— BEGIN DATASET ROWS —
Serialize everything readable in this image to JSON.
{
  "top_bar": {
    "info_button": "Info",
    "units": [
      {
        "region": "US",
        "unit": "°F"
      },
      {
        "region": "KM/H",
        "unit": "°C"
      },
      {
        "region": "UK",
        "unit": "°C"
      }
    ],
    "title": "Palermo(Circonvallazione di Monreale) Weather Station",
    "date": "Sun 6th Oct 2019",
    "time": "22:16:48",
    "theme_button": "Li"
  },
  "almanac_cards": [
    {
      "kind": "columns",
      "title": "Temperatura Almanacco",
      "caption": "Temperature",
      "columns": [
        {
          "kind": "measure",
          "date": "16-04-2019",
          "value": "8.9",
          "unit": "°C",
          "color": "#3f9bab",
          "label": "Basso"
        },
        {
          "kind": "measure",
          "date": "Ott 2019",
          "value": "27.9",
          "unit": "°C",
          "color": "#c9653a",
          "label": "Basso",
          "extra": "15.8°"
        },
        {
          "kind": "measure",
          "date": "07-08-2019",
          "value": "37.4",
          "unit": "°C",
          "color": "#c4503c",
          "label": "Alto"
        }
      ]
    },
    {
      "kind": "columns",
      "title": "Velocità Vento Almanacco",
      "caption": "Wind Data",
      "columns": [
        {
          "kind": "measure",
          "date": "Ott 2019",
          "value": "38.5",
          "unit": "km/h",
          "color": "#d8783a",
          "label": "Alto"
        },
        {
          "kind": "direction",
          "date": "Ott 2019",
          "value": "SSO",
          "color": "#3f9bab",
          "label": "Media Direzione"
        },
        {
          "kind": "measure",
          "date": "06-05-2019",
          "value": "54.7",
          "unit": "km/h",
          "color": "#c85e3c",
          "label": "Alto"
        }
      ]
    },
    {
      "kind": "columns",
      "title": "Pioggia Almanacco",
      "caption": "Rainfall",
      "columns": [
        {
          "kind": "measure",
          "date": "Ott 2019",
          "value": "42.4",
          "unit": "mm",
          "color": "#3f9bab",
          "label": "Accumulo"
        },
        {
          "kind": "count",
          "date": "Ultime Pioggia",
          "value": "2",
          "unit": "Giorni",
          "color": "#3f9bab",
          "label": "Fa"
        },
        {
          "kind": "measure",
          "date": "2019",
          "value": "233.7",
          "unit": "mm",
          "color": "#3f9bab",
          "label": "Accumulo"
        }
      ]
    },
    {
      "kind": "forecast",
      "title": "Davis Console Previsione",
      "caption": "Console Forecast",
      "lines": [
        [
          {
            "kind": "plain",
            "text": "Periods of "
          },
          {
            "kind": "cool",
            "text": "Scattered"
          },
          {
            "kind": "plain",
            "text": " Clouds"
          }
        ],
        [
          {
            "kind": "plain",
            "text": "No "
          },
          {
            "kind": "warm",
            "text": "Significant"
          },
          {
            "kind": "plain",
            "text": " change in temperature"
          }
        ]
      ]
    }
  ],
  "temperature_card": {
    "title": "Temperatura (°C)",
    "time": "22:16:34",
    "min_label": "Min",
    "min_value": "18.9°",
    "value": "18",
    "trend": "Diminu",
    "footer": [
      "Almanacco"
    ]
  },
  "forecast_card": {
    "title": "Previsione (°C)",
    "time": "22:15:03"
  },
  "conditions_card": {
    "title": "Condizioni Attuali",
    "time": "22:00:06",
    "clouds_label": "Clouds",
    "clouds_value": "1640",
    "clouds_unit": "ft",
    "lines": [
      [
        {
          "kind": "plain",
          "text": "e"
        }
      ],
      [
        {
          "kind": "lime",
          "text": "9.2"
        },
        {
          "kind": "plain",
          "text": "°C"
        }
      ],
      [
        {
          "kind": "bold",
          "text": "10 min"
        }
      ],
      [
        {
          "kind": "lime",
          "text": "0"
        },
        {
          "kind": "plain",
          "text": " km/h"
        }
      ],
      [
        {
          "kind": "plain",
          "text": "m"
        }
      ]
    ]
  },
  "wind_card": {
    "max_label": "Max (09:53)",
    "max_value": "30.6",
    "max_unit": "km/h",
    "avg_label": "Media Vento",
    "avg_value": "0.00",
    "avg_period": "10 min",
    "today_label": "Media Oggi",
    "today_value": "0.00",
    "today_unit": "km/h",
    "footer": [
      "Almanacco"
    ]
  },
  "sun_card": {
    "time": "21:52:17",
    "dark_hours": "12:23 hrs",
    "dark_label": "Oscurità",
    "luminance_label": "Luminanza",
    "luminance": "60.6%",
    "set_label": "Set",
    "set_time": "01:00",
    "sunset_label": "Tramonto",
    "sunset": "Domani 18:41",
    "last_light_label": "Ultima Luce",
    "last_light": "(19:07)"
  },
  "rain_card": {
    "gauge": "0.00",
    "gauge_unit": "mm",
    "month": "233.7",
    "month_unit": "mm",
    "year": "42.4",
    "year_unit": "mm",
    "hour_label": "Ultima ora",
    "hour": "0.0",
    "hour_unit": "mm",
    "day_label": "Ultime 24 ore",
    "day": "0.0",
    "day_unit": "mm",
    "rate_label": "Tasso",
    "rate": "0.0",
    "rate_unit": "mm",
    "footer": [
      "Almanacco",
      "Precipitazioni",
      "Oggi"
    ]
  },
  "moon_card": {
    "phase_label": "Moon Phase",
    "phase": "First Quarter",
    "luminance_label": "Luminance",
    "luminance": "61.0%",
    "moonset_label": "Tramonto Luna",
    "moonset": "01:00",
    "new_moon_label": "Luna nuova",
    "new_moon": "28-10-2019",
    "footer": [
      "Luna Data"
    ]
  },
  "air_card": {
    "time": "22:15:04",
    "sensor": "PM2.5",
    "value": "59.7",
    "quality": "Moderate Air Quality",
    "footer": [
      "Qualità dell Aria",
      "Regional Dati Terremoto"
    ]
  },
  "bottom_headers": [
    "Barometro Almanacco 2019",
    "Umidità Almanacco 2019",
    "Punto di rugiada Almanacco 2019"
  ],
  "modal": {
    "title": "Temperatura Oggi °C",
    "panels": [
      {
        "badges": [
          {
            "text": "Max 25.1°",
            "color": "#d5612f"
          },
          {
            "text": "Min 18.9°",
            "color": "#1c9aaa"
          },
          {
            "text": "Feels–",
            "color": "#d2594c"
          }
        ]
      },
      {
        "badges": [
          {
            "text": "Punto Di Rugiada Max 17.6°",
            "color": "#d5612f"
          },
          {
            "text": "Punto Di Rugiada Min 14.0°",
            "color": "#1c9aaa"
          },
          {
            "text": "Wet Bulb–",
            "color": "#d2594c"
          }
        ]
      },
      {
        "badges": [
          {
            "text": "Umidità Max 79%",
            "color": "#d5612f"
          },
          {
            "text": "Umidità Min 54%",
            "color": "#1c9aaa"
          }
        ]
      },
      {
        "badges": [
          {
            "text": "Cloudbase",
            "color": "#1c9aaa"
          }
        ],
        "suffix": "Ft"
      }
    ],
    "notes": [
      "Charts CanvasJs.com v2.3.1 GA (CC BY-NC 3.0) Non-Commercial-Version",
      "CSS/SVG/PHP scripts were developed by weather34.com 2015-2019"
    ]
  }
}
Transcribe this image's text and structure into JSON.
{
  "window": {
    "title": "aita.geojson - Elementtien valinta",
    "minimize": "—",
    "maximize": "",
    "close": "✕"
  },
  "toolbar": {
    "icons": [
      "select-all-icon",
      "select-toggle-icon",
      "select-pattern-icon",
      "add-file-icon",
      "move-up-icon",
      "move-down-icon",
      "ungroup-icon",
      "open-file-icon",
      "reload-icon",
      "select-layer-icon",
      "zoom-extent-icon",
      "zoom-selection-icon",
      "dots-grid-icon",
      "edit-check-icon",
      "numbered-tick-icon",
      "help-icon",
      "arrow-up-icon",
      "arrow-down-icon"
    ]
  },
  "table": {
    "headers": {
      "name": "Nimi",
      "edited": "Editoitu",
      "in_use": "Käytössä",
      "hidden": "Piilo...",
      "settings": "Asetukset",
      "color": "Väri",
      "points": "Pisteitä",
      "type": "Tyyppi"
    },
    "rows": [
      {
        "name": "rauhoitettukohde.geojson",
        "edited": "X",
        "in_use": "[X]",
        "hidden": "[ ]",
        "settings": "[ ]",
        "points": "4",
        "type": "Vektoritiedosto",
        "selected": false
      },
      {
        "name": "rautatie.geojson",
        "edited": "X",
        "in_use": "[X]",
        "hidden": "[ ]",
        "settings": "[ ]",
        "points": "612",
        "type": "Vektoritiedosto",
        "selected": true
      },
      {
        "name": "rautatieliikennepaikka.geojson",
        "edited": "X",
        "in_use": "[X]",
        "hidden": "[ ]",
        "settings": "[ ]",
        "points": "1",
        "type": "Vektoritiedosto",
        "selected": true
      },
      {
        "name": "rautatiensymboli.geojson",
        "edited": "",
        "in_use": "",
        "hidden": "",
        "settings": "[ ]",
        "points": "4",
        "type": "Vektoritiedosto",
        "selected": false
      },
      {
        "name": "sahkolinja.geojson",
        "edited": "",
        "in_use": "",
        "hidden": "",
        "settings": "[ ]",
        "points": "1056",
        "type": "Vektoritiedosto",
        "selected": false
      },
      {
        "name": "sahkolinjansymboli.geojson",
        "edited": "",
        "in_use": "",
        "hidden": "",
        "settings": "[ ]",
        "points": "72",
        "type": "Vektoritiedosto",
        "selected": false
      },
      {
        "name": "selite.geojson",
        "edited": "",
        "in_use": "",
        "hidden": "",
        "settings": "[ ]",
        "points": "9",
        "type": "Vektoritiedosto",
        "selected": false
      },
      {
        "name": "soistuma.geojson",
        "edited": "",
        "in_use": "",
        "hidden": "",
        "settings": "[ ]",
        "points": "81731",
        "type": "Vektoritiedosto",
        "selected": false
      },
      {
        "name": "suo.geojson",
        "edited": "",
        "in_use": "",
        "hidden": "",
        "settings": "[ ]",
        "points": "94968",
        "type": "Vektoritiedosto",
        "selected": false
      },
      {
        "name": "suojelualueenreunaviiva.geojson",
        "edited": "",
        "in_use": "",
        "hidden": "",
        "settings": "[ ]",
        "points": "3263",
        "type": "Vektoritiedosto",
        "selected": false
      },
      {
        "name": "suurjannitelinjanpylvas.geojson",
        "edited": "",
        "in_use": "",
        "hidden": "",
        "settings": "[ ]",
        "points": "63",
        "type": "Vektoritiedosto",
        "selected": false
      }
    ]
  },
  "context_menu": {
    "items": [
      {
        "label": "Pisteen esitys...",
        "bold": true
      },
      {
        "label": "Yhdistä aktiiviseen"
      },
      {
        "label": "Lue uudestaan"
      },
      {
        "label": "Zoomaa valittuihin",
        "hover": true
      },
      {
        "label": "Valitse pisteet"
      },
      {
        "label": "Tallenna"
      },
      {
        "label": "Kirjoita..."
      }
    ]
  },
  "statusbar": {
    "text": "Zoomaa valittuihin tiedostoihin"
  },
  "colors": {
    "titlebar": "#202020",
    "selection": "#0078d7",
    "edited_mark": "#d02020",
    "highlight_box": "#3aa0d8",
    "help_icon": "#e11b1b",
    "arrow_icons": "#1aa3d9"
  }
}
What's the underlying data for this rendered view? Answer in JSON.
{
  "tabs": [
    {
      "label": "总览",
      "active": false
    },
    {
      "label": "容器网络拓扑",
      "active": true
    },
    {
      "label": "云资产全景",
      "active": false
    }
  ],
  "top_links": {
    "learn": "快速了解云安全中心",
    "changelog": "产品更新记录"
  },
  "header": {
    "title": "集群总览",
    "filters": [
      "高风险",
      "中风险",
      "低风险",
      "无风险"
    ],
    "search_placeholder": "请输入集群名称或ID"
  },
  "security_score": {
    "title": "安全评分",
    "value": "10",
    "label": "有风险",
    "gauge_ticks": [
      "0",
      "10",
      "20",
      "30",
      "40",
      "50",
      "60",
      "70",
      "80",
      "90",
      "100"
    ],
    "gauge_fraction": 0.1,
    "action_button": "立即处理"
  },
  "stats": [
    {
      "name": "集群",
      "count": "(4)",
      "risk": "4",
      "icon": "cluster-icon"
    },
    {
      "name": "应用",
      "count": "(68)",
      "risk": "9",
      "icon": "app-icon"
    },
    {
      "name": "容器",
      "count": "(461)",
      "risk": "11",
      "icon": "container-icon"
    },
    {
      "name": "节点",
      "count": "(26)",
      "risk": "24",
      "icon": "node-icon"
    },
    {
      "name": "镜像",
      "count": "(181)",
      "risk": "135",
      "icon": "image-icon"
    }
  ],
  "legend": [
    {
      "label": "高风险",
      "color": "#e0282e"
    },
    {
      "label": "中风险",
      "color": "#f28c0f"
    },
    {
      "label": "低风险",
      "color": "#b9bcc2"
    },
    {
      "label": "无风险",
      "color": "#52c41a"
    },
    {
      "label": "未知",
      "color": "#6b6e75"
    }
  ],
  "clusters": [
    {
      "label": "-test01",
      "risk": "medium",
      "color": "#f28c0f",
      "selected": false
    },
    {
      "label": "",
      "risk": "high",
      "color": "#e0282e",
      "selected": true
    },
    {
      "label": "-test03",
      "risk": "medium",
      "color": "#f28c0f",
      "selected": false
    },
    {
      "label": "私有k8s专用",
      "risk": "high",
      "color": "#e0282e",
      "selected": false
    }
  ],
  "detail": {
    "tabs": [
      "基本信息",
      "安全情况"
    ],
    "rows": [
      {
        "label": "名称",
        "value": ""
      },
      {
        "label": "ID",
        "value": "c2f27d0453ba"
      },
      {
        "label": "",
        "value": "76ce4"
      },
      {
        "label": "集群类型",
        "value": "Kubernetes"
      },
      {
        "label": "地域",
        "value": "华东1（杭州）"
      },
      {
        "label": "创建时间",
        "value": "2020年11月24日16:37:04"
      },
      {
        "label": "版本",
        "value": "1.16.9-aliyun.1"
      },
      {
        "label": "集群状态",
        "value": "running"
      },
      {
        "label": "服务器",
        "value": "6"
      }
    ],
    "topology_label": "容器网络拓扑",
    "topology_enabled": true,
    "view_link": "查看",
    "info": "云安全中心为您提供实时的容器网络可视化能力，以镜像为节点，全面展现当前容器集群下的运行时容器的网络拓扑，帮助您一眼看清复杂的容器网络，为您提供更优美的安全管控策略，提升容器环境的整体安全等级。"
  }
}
— END DATASET ROWS —
* INSTRUCTION
Report all lines of the data that include the word "Ultima".

* FINAL ANSWER
    "last_light_label": "Ultima Luce",
    "hour_label": "Ultima ora",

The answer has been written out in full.